Material
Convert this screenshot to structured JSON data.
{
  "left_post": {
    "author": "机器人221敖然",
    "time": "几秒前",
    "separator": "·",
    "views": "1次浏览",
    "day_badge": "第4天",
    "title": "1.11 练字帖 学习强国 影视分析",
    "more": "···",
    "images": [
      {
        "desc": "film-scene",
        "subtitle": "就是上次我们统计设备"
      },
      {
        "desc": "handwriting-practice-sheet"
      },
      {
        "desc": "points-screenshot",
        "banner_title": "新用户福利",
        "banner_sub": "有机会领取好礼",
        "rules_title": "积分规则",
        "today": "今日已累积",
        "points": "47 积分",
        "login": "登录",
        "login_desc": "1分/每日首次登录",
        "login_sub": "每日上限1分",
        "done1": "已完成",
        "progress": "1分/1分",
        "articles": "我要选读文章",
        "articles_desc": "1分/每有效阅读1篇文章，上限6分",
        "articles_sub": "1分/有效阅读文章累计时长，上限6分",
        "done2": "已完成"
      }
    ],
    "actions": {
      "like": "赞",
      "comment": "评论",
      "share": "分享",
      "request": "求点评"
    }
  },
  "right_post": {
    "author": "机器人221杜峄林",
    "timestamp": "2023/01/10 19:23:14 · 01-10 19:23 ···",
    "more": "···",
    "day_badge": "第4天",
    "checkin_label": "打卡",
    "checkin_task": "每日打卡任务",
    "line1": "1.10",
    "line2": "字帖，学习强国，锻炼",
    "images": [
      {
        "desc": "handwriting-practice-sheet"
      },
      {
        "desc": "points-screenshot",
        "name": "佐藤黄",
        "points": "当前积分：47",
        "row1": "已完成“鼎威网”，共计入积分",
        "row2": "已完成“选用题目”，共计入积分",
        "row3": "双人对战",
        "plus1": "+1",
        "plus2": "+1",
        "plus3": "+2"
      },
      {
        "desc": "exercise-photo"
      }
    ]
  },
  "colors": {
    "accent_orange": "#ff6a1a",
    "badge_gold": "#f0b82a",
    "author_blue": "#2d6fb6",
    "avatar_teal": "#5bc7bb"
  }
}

Stated problem
Repeat the data above exactly.

Response below
Convert this screenshot to structured JSON data.
{
  "left_post": {
    "author": "机器人221敖然",
    "time": "几秒前",
    "separator": "·",
    "views": "1次浏览",
    "day_badge": "第4天",
    "title": "1.11 练字帖 学习强国 影视分析",
    "more": "···",
    "images": [
      {
        "desc": "film-scene",
        "subtitle": "就是上次我们统计设备"
      },
      {
        "desc": "handwriting-practice-sheet"
      },
      {
        "desc": "points-screenshot",
        "banner_title": "新用户福利",
        "banner_sub": "有机会领取好礼",
        "rules_title": "积分规则",
        "today": "今日已累积",
        "points": "47 积分",
        "login": "登录",
        "login_desc": "1分/每日首次登录",
        "login_sub": "每日上限1分",
        "done1": "已完成",
        "progress": "1分/1分",
        "articles": "我要选读文章",
        "articles_desc": "1分/每有效阅读1篇文章，上限6分",
        "articles_sub": "1分/有效阅读文章累计时长，上限6分",
        "done2": "已完成"
      }
    ],
    "actions": {
      "like": "赞",
      "comment": "评论",
      "share": "分享",
      "request": "求点评"
    }
  },
  "right_post": {
    "author": "机器人221杜峄林",
    "timestamp": "2023/01/10 19:23:14 · 01-10 19:23 ···",
    "more": "···",
    "day_badge": "第4天",
    "checkin_label": "打卡",
    "checkin_task": "每日打卡任务",
    "line1": "1.10",
    "line2": "字帖，学习强国，锻炼",
    "images": [
      {
        "desc": "handwriting-practice-sheet"
      },
      {
        "desc": "points-screenshot",
        "name": "佐藤黄",
        "points": "当前积分：47",
        "row1": "已完成“鼎威网”，共计入积分",
        "row2": "已完成“选用题目”，共计入积分",
        "row3": "双人对战",
        "plus1": "+1",
        "plus2": "+1",
        "plus3": "+2"
      },
      {
        "desc": "exercise-photo"
      }
    ]
  },
  "colors": {
    "accent_orange": "#ff6a1a",
    "badge_gold": "#f0b82a",
    "author_blue": "#2d6fb6",
    "avatar_teal": "#5bc7bb"
  }
}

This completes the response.